_What the exercise asks_: Find how many lines of the listing include the string "eiusq", and report only that figure.
───── Records for the exercise
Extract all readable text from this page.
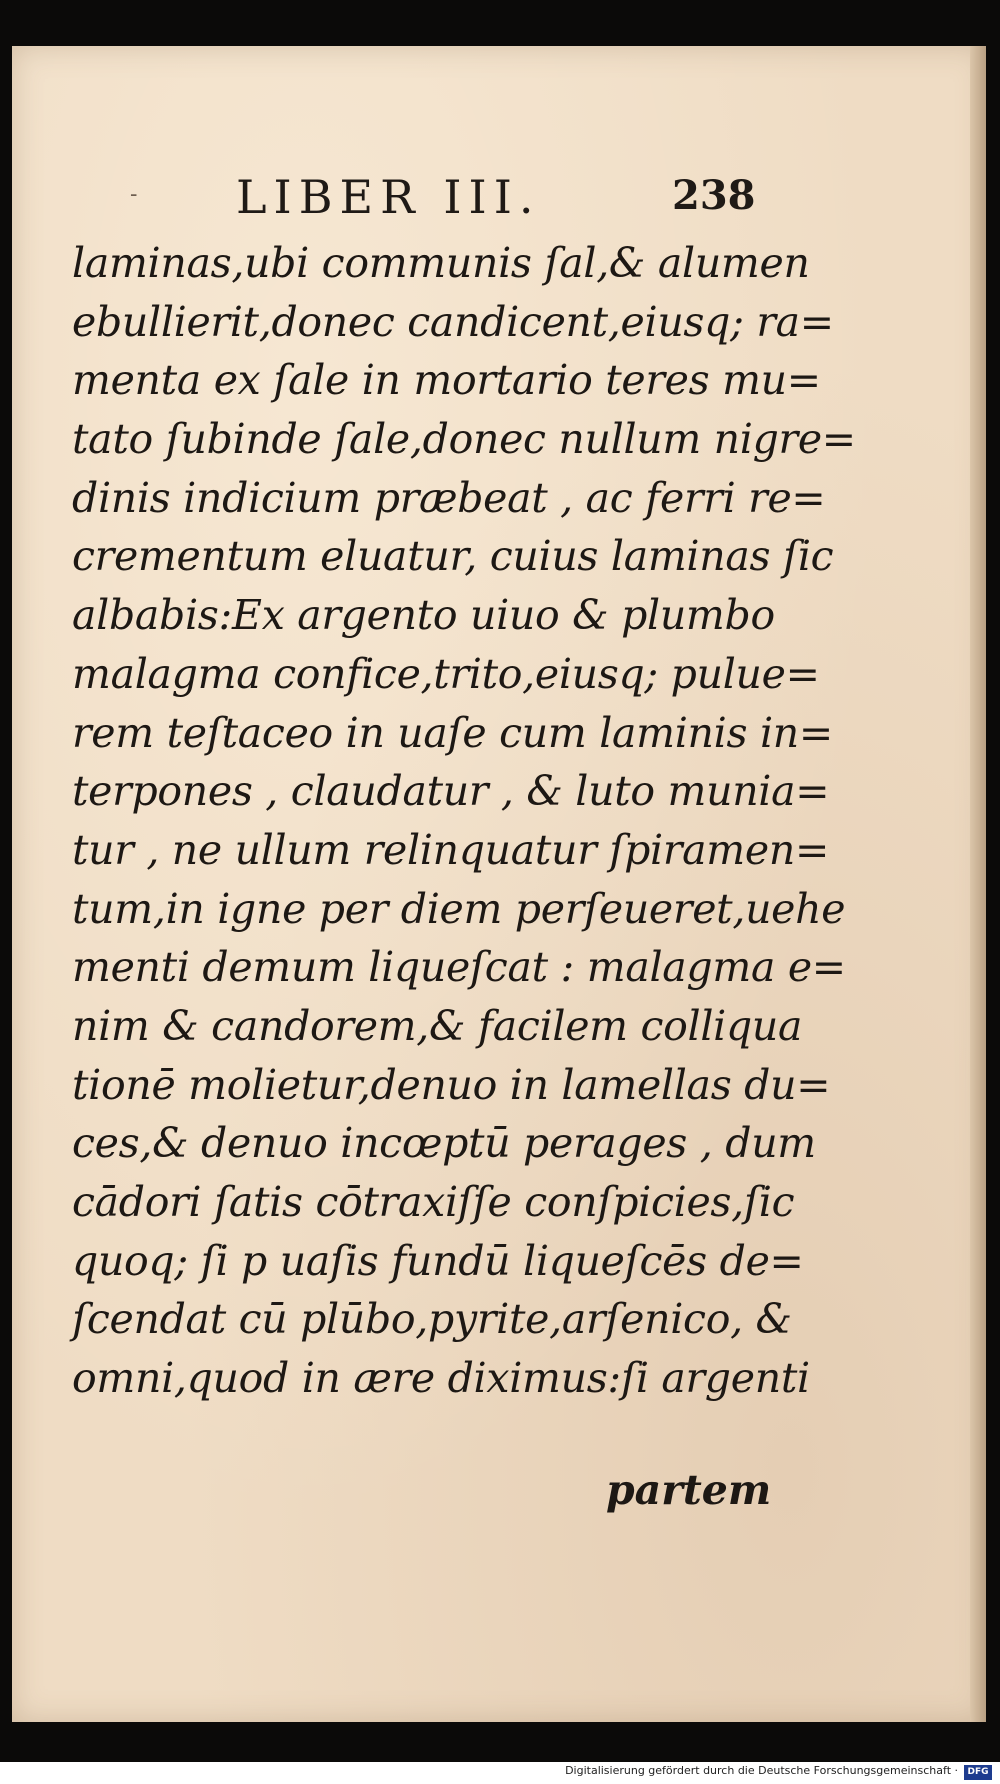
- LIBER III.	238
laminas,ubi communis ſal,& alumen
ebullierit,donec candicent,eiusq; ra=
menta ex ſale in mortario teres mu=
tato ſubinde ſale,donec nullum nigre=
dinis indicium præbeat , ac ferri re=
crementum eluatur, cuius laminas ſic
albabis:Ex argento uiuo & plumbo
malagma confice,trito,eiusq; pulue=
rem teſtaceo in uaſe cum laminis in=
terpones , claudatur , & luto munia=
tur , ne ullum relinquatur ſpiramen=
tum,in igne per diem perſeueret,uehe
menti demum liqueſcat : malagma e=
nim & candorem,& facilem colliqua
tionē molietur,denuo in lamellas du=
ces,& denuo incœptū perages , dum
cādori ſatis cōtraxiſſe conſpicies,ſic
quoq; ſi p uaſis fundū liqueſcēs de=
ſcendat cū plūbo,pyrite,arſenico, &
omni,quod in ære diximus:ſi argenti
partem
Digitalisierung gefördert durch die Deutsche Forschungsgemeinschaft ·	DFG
──────────
───── Records for the exercise
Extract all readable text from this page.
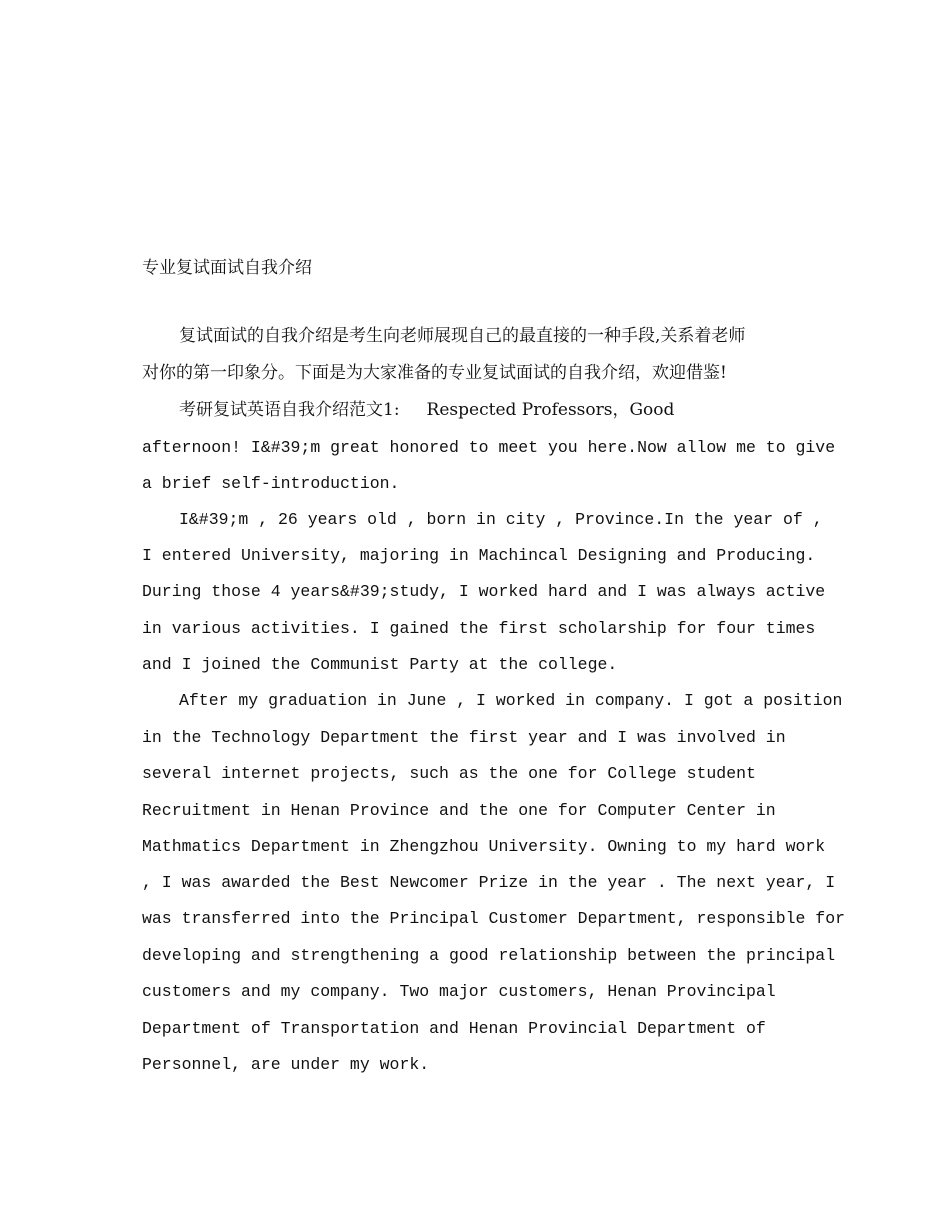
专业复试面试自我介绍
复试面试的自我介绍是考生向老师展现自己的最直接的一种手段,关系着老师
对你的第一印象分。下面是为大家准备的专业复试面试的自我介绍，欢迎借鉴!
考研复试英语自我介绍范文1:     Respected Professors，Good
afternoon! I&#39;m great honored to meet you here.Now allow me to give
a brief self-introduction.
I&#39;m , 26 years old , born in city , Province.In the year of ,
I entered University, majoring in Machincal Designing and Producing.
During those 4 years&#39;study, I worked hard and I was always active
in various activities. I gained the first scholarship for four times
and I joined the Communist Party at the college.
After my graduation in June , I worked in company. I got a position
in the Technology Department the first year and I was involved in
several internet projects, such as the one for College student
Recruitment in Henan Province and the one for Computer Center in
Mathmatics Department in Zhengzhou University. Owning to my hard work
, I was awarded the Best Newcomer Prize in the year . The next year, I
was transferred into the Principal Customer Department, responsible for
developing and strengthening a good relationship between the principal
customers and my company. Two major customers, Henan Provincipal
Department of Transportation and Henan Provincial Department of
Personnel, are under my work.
──────────
───── Records for the exercise
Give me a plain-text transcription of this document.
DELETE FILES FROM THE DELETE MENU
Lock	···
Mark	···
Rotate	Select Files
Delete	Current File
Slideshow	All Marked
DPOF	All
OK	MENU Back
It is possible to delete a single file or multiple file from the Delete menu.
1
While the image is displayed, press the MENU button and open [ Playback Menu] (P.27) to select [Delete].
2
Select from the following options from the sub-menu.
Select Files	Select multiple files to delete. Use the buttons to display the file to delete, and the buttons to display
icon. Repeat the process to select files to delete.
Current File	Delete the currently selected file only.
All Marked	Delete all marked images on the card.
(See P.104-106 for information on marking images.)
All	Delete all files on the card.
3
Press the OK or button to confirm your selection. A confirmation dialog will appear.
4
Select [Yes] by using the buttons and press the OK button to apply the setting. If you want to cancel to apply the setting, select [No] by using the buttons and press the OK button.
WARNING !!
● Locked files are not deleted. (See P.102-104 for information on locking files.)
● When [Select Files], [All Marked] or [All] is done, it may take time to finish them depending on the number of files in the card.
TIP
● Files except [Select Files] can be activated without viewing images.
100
──────────
_Written answer_: 2